Records to process>
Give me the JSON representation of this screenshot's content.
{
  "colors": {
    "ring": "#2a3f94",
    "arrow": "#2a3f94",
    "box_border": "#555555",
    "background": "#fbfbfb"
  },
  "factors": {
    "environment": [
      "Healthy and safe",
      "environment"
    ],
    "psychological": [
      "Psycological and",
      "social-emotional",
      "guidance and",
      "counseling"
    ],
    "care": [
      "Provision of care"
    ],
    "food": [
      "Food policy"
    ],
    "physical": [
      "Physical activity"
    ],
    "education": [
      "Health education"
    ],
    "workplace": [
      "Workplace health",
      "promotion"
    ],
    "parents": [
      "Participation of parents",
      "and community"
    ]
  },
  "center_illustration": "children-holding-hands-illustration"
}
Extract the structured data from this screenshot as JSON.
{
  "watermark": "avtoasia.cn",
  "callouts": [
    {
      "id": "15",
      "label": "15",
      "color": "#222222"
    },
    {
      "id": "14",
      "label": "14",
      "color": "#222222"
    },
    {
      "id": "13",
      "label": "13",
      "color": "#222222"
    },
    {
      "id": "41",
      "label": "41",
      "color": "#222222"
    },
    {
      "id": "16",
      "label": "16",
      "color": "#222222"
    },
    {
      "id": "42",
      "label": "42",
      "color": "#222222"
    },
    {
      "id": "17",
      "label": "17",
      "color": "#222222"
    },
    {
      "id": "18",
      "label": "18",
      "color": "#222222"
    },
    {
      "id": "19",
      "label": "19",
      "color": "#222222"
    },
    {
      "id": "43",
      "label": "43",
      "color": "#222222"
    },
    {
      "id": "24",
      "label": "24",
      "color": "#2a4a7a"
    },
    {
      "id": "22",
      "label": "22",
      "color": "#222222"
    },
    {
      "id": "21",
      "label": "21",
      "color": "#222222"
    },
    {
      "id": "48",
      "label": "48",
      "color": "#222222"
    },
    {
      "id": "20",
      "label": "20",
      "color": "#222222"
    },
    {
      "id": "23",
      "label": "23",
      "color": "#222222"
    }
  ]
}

Exercise objective> Your task is to repeat every entry exactly.

In response>
Give me the JSON representation of this screenshot's content.
{
  "colors": {
    "ring": "#2a3f94",
    "arrow": "#2a3f94",
    "box_border": "#555555",
    "background": "#fbfbfb"
  },
  "factors": {
    "environment": [
      "Healthy and safe",
      "environment"
    ],
    "psychological": [
      "Psycological and",
      "social-emotional",
      "guidance and",
      "counseling"
    ],
    "care": [
      "Provision of care"
    ],
    "food": [
      "Food policy"
    ],
    "physical": [
      "Physical activity"
    ],
    "education": [
      "Health education"
    ],
    "workplace": [
      "Workplace health",
      "promotion"
    ],
    "parents": [
      "Participation of parents",
      "and community"
    ]
  },
  "center_illustration": "children-holding-hands-illustration"
}
Extract the structured data from this screenshot as JSON.
{
  "watermark": "avtoasia.cn",
  "callouts": [
    {
      "id": "15",
      "label": "15",
      "color": "#222222"
    },
    {
      "id": "14",
      "label": "14",
      "color": "#222222"
    },
    {
      "id": "13",
      "label": "13",
      "color": "#222222"
    },
    {
      "id": "41",
      "label": "41",
      "color": "#222222"
    },
    {
      "id": "16",
      "label": "16",
      "color": "#222222"
    },
    {
      "id": "42",
      "label": "42",
      "color": "#222222"
    },
    {
      "id": "17",
      "label": "17",
      "color": "#222222"
    },
    {
      "id": "18",
      "label": "18",
      "color": "#222222"
    },
    {
      "id": "19",
      "label": "19",
      "color": "#222222"
    },
    {
      "id": "43",
      "label": "43",
      "color": "#222222"
    },
    {
      "id": "24",
      "label": "24",
      "color": "#2a4a7a"
    },
    {
      "id": "22",
      "label": "22",
      "color": "#222222"
    },
    {
      "id": "21",
      "label": "21",
      "color": "#222222"
    },
    {
      "id": "48",
      "label": "48",
      "color": "#222222"
    },
    {
      "id": "20",
      "label": "20",
      "color": "#222222"
    },
    {
      "id": "23",
      "label": "23",
      "color": "#222222"
    }
  ]
}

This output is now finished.